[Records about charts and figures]
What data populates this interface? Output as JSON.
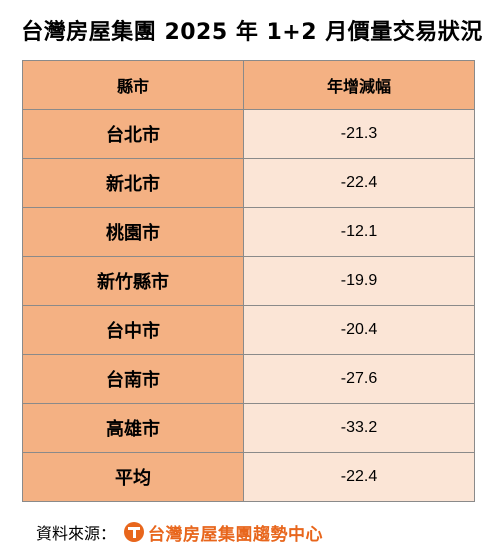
{
  "title": "台灣房屋集團 2025 年 1+2 月價量交易狀況",
  "table": {
    "headers": [
      "縣市",
      "年增減幅"
    ],
    "rows": [
      {
        "city": "台北市",
        "value": "-21.3"
      },
      {
        "city": "新北市",
        "value": "-22.4"
      },
      {
        "city": "桃園市",
        "value": "-12.1"
      },
      {
        "city": "新竹縣市",
        "value": "-19.9"
      },
      {
        "city": "台中市",
        "value": "-20.4"
      },
      {
        "city": "台南市",
        "value": "-27.6"
      },
      {
        "city": "高雄市",
        "value": "-33.2"
      },
      {
        "city": "平均",
        "value": "-22.4"
      }
    ]
  },
  "footer": {
    "source_label": "資料來源：",
    "logo_text": "台灣房屋集團趨勢中心",
    "logo_icon": "taiwan-realty-logo-icon",
    "accent_color": "#e8661c"
  }
}
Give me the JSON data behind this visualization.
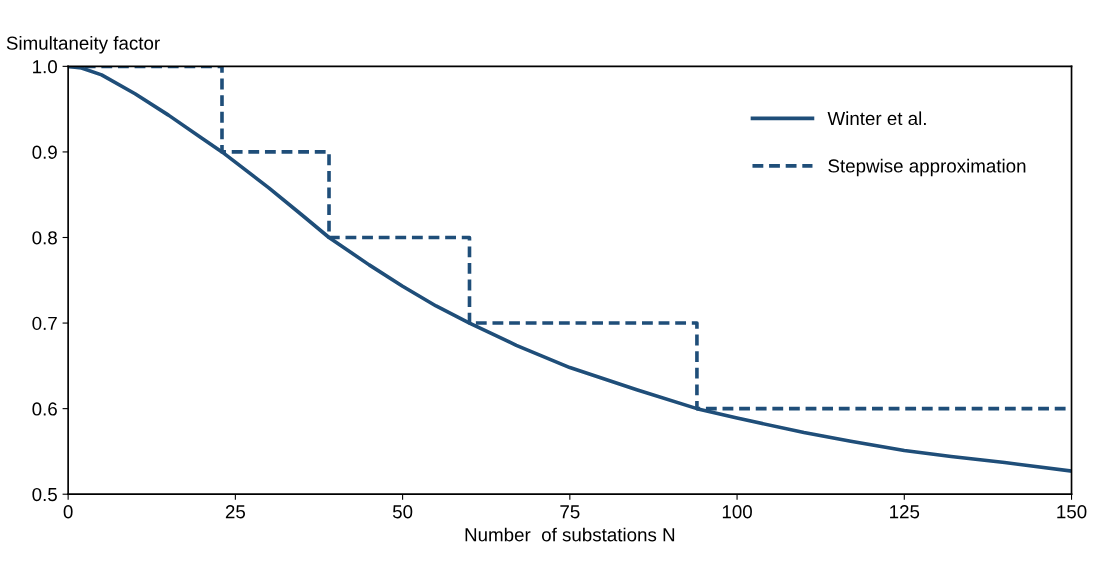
{
  "chart_data": {
    "type": "line",
    "xlabel": "Number  of substations N",
    "ylabel": "Simultaneity factor",
    "xlim": [
      0,
      150
    ],
    "xticks": [
      0,
      25,
      50,
      75,
      100,
      125,
      150
    ],
    "ylim": [
      0.5,
      1.0
    ],
    "yticks": [
      {
        "value": 0.5,
        "label": "0.5"
      },
      {
        "value": 0.6,
        "label": "0.6"
      },
      {
        "value": 0.7,
        "label": "0.7"
      },
      {
        "value": 0.8,
        "label": "0.8"
      },
      {
        "value": 0.9,
        "label": "0.9"
      },
      {
        "value": 1.0,
        "label": "1.0"
      }
    ],
    "grid": false,
    "legend": "top right",
    "marker": "none",
    "series": [
      {
        "name": "Winter et al.",
        "color": "#1f4e79",
        "line_style": "solid",
        "x": [
          0,
          2,
          5,
          10,
          15,
          20,
          23,
          30,
          35,
          39,
          45,
          50,
          55,
          60,
          67,
          75,
          85,
          94,
          100,
          110,
          117,
          125,
          132,
          140,
          150
        ],
        "values": [
          1.0,
          0.998,
          0.99,
          0.968,
          0.943,
          0.916,
          0.9,
          0.858,
          0.826,
          0.8,
          0.768,
          0.743,
          0.72,
          0.7,
          0.674,
          0.648,
          0.622,
          0.6,
          0.589,
          0.572,
          0.562,
          0.551,
          0.544,
          0.537,
          0.527
        ]
      },
      {
        "name": "Stepwise approximation",
        "color": "#1f4e79",
        "type": "step",
        "line_style": "dashed",
        "x": [
          0,
          23,
          39,
          60,
          94,
          150
        ],
        "values": [
          1.0,
          0.9,
          0.8,
          0.7,
          0.6,
          0.6
        ]
      }
    ]
  }
}
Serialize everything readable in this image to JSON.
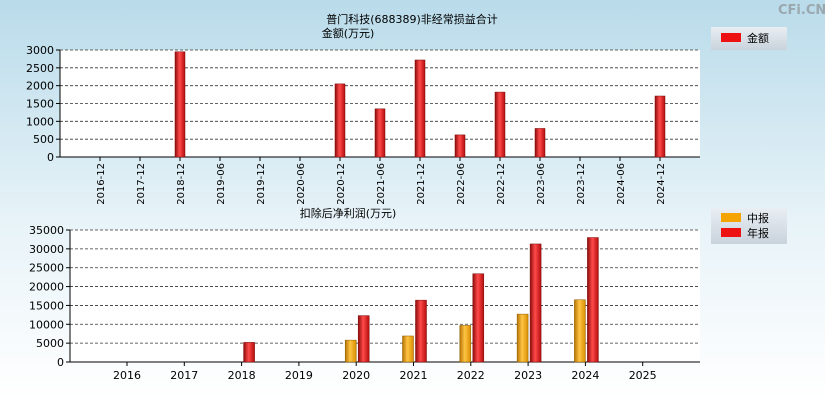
{
  "watermark": "CFi.CN",
  "chart_data": [
    {
      "type": "bar",
      "title": "普门科技(688389)非经常损益合计",
      "subtitle": "金额(万元)",
      "categories": [
        "2016-12",
        "2017-12",
        "2018-12",
        "2019-06",
        "2019-12",
        "2020-06",
        "2020-12",
        "2021-06",
        "2021-12",
        "2022-06",
        "2022-12",
        "2023-06",
        "2023-12",
        "2024-06",
        "2024-12"
      ],
      "series": [
        {
          "name": "金额",
          "color": "#ee1111",
          "values": [
            0,
            0,
            2950,
            0,
            0,
            0,
            2050,
            1350,
            2720,
            620,
            1820,
            800,
            0,
            0,
            1710
          ]
        }
      ],
      "ylim": [
        0,
        3000
      ],
      "yticks": [
        0,
        500,
        1000,
        1500,
        2000,
        2500,
        3000
      ],
      "legend": [
        "金额"
      ]
    },
    {
      "type": "bar",
      "title": "扣除后净利润(万元)",
      "categories": [
        "2016",
        "2017",
        "2018",
        "2019",
        "2020",
        "2021",
        "2022",
        "2023",
        "2024",
        "2025"
      ],
      "series": [
        {
          "name": "中报",
          "color": "#f5a300",
          "values": [
            0,
            0,
            0,
            0,
            5800,
            6900,
            9700,
            12700,
            16500,
            0
          ]
        },
        {
          "name": "年报",
          "color": "#ee1111",
          "values": [
            0,
            0,
            5200,
            0,
            12300,
            16400,
            23400,
            31300,
            33000,
            0
          ]
        }
      ],
      "ylim": [
        0,
        35000
      ],
      "yticks": [
        0,
        5000,
        10000,
        15000,
        20000,
        25000,
        30000,
        35000
      ],
      "legend": [
        "中报",
        "年报"
      ]
    }
  ]
}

[Task goal] Reproduce the listing exactly. Leave its pictures out.

[Written answer]
What data populates this interface? Output as JSON.
{
  "title": "台灣房屋集團 2025 年 1+2 月價量交易狀況",
  "table": {
    "headers": [
      "縣市",
      "年增減幅"
    ],
    "rows": [
      {
        "city": "台北市",
        "value": "-21.3"
      },
      {
        "city": "新北市",
        "value": "-22.4"
      },
      {
        "city": "桃園市",
        "value": "-12.1"
      },
      {
        "city": "新竹縣市",
        "value": "-19.9"
      },
      {
        "city": "台中市",
        "value": "-20.4"
      },
      {
        "city": "台南市",
        "value": "-27.6"
      },
      {
        "city": "高雄市",
        "value": "-33.2"
      },
      {
        "city": "平均",
        "value": "-22.4"
      }
    ]
  },
  "footer": {
    "source_label": "資料來源：",
    "logo_text": "台灣房屋集團趨勢中心",
    "logo_icon": "taiwan-realty-logo-icon",
    "accent_color": "#e8661c"
  }
}
Give me the JSON data behind this visualization.
{
  "chart_data": {
    "type": "line",
    "xlabel": "Number  of substations N",
    "ylabel": "Simultaneity factor",
    "xlim": [
      0,
      150
    ],
    "xticks": [
      0,
      25,
      50,
      75,
      100,
      125,
      150
    ],
    "ylim": [
      0.5,
      1.0
    ],
    "yticks": [
      {
        "value": 0.5,
        "label": "0.5"
      },
      {
        "value": 0.6,
        "label": "0.6"
      },
      {
        "value": 0.7,
        "label": "0.7"
      },
      {
        "value": 0.8,
        "label": "0.8"
      },
      {
        "value": 0.9,
        "label": "0.9"
      },
      {
        "value": 1.0,
        "label": "1.0"
      }
    ],
    "grid": false,
    "legend": "top right",
    "marker": "none",
    "series": [
      {
        "name": "Winter et al.",
        "color": "#1f4e79",
        "line_style": "solid",
        "x": [
          0,
          2,
          5,
          10,
          15,
          20,
          23,
          30,
          35,
          39,
          45,
          50,
          55,
          60,
          67,
          75,
          85,
          94,
          100,
          110,
          117,
          125,
          132,
          140,
          150
        ],
        "values": [
          1.0,
          0.998,
          0.99,
          0.968,
          0.943,
          0.916,
          0.9,
          0.858,
          0.826,
          0.8,
          0.768,
          0.743,
          0.72,
          0.7,
          0.674,
          0.648,
          0.622,
          0.6,
          0.589,
          0.572,
          0.562,
          0.551,
          0.544,
          0.537,
          0.527
        ]
      },
      {
        "name": "Stepwise approximation",
        "color": "#1f4e79",
        "type": "step",
        "line_style": "dashed",
        "x": [
          0,
          23,
          39,
          60,
          94,
          150
        ],
        "values": [
          1.0,
          0.9,
          0.8,
          0.7,
          0.6,
          0.6
        ]
      }
    ]
  }
}
Serialize everything readable in this image to JSON.
{
  "watermark": "CFi.CN",
  "chart_data": [
    {
      "type": "bar",
      "title": "普门科技(688389)非经常损益合计",
      "subtitle": "金额(万元)",
      "categories": [
        "2016-12",
        "2017-12",
        "2018-12",
        "2019-06",
        "2019-12",
        "2020-06",
        "2020-12",
        "2021-06",
        "2021-12",
        "2022-06",
        "2022-12",
        "2023-06",
        "2023-12",
        "2024-06",
        "2024-12"
      ],
      "series": [
        {
          "name": "金额",
          "color": "#ee1111",
          "values": [
            0,
            0,
            2950,
            0,
            0,
            0,
            2050,
            1350,
            2720,
            620,
            1820,
            800,
            0,
            0,
            1710
          ]
        }
      ],
      "ylim": [
        0,
        3000
      ],
      "yticks": [
        0,
        500,
        1000,
        1500,
        2000,
        2500,
        3000
      ],
      "legend": [
        "金额"
      ]
    },
    {
      "type": "bar",
      "title": "扣除后净利润(万元)",
      "categories": [
        "2016",
        "2017",
        "2018",
        "2019",
        "2020",
        "2021",
        "2022",
        "2023",
        "2024",
        "2025"
      ],
      "series": [
        {
          "name": "中报",
          "color": "#f5a300",
          "values": [
            0,
            0,
            0,
            0,
            5800,
            6900,
            9700,
            12700,
            16500,
            0
          ]
        },
        {
          "name": "年报",
          "color": "#ee1111",
          "values": [
            0,
            0,
            5200,
            0,
            12300,
            16400,
            23400,
            31300,
            33000,
            0
          ]
        }
      ],
      "ylim": [
        0,
        35000
      ],
      "yticks": [
        0,
        5000,
        10000,
        15000,
        20000,
        25000,
        30000,
        35000
      ],
      "legend": [
        "中报",
        "年报"
      ]
    }
  ]
}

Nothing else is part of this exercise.